== Records shown ==

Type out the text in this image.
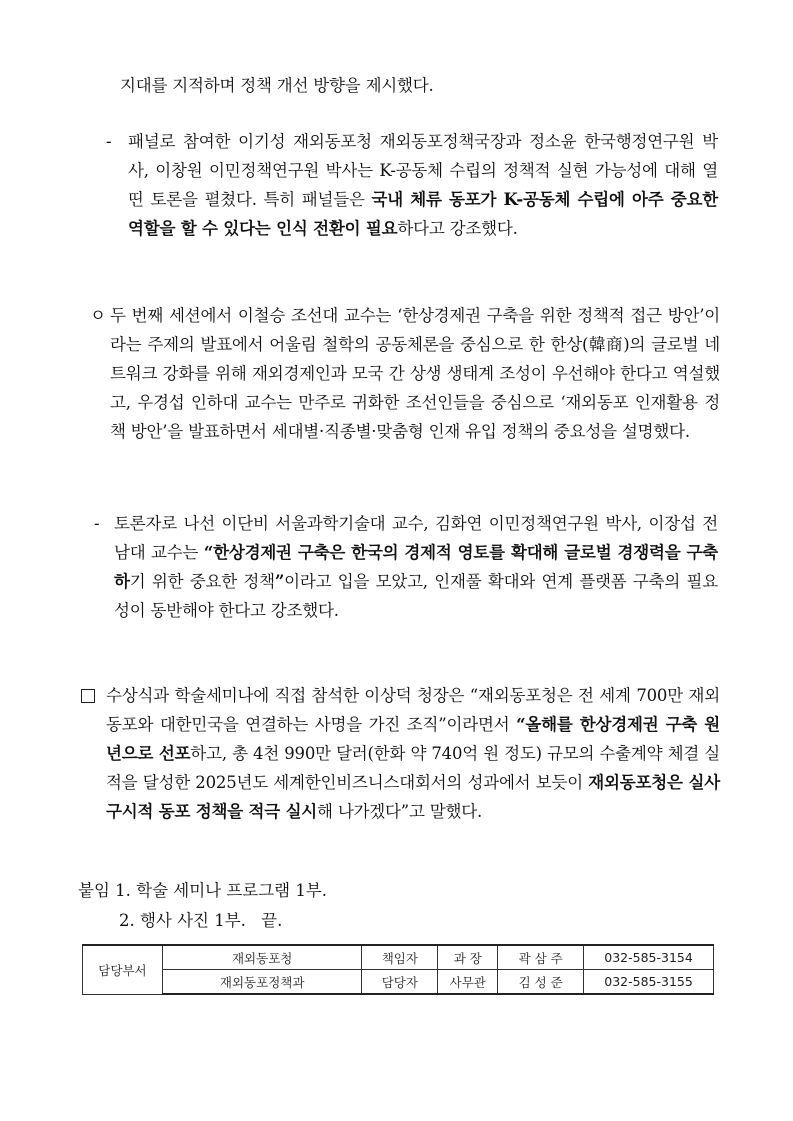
지대를 지적하며 정책 개선 방향을 제시했다.
- 패널로 참여한 이기성 재외동포청 재외동포정책국장과 정소윤 한국행정연구원 박사, 이창원 이민정책연구원 박사는 K-공동체 수립의 정책적 실현 가능성에 대해 열띤 토론을 펼쳤다. 특히 패널들은 국내 체류 동포가 K-공동체 수립에 아주 중요한 역할을 할 수 있다는 인식 전환이 필요하다고 강조했다.
ㅇ 두 번째 세션에서 이철승 조선대 교수는 ‘한상경제권 구축을 위한 정책적 접근 방안’이라는 주제의 발표에서 어울림 철학의 공동체론을 중심으로 한 한상(韓商)의 글로벌 네트워크 강화를 위해 재외경제인과 모국 간 상생 생태계 조성이 우선해야 한다고 역설했고, 우경섭 인하대 교수는 만주로 귀화한 조선인들을 중심으로 ‘재외동포 인재활용 정책 방안’을 발표하면서 세대별·직종별·맞춤형 인재 유입 정책의 중요성을 설명했다.
- 토론자로 나선 이단비 서울과학기술대 교수, 김화연 이민정책연구원 박사, 이장섭 전남대 교수는 “한상경제권 구축은 한국의 경제적 영토를 확대해 글로벌 경쟁력을 구축하기 위한 중요한 정책”이라고 입을 모았고, 인재풀 확대와 연계 플랫폼 구축의 필요성이 동반해야 한다고 강조했다.
수상식과 학술세미나에 직접 참석한 이상덕 청장은 “재외동포청은 전 세계 700만 재외동포와 대한민국을 연결하는 사명을 가진 조직”이라면서 “올해를 한상경제권 구축 원년으로 선포하고, 총 4천 990만 달러(한화 약 740억 원 정도) 규모의 수출계약 체결 실적을 달성한 2025년도 세계한인비즈니스대회서의 성과에서 보듯이 재외동포청은 실사구시적 동포 정책을 적극 실시해 나가겠다”고 말했다.
붙임 1. 학술 세미나 프로그램 1부.
2. 행사 사진 1부. 끝.
담당부서	재외동포청	책임자	과 장	곽 삼 주	032-585-3154
	재외동포정책과	담당자	사무관	김 성 준	032-585-3155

===

Short exercise>
Count the lines of these entries that hold the string "한상경제권", and give only that number.

Exercise response>
3